<<<<

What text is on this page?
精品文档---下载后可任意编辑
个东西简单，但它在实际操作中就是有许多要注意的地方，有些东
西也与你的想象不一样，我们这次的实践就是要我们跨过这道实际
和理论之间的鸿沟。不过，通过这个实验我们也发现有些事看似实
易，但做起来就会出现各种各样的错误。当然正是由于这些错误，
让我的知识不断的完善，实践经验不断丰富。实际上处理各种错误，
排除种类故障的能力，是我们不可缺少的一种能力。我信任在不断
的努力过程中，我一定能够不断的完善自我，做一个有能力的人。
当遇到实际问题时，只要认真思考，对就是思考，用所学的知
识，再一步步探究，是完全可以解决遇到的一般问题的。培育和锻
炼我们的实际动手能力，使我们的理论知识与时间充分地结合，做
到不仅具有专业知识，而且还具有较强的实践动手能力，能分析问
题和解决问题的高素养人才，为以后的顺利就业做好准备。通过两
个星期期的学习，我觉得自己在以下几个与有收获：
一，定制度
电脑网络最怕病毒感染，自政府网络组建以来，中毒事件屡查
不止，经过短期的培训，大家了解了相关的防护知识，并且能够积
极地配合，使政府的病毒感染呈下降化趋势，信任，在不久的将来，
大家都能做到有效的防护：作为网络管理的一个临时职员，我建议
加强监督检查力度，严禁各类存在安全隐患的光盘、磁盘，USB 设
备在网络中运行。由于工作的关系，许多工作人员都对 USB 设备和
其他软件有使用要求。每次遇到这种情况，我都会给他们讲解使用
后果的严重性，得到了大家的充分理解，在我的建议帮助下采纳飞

>>>>

**PROBLEM**
Your task is to repeat every line exactly.

**SOLUTION FOR THIS EXERCISE**
What text is on this page?
精品文档---下载后可任意编辑
个东西简单，但它在实际操作中就是有许多要注意的地方，有些东
西也与你的想象不一样，我们这次的实践就是要我们跨过这道实际
和理论之间的鸿沟。不过，通过这个实验我们也发现有些事看似实
易，但做起来就会出现各种各样的错误。当然正是由于这些错误，
让我的知识不断的完善，实践经验不断丰富。实际上处理各种错误，
排除种类故障的能力，是我们不可缺少的一种能力。我信任在不断
的努力过程中，我一定能够不断的完善自我，做一个有能力的人。
当遇到实际问题时，只要认真思考，对就是思考，用所学的知
识，再一步步探究，是完全可以解决遇到的一般问题的。培育和锻
炼我们的实际动手能力，使我们的理论知识与时间充分地结合，做
到不仅具有专业知识，而且还具有较强的实践动手能力，能分析问
题和解决问题的高素养人才，为以后的顺利就业做好准备。通过两
个星期期的学习，我觉得自己在以下几个与有收获：
一，定制度
电脑网络最怕病毒感染，自政府网络组建以来，中毒事件屡查
不止，经过短期的培训，大家了解了相关的防护知识，并且能够积
极地配合，使政府的病毒感染呈下降化趋势，信任，在不久的将来，
大家都能做到有效的防护：作为网络管理的一个临时职员，我建议
加强监督检查力度，严禁各类存在安全隐患的光盘、磁盘，USB 设
备在网络中运行。由于工作的关系，许多工作人员都对 USB 设备和
其他软件有使用要求。每次遇到这种情况，我都会给他们讲解使用
后果的严重性，得到了大家的充分理解，在我的建议帮助下采纳飞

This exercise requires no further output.